• [DIRECTIONS FOR THIS TASK] Pictures do not belong in the copy; quote every entry below exactly.

========================================

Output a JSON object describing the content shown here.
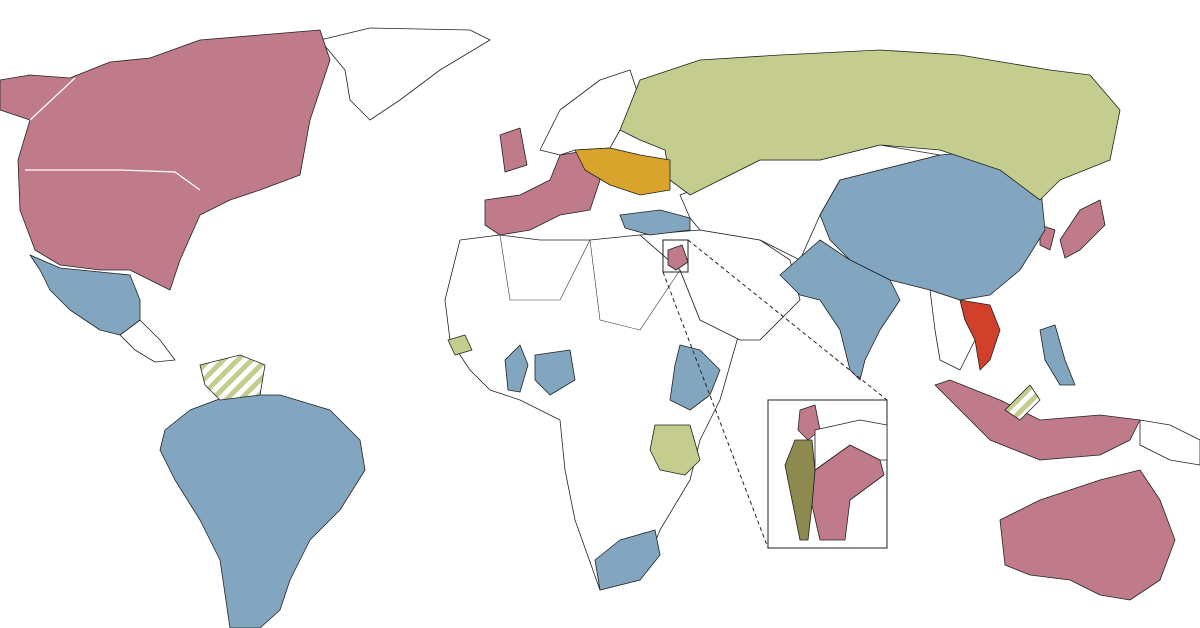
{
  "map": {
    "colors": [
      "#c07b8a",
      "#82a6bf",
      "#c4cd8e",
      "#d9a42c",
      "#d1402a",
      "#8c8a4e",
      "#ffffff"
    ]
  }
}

========================================

• [OUTPUT OF THE TASK]
Output a JSON object describing the content shown here.
{
  "map": {
    "colors": [
      "#c07b8a",
      "#82a6bf",
      "#c4cd8e",
      "#d9a42c",
      "#d1402a",
      "#8c8a4e",
      "#ffffff"
    ]
  }
}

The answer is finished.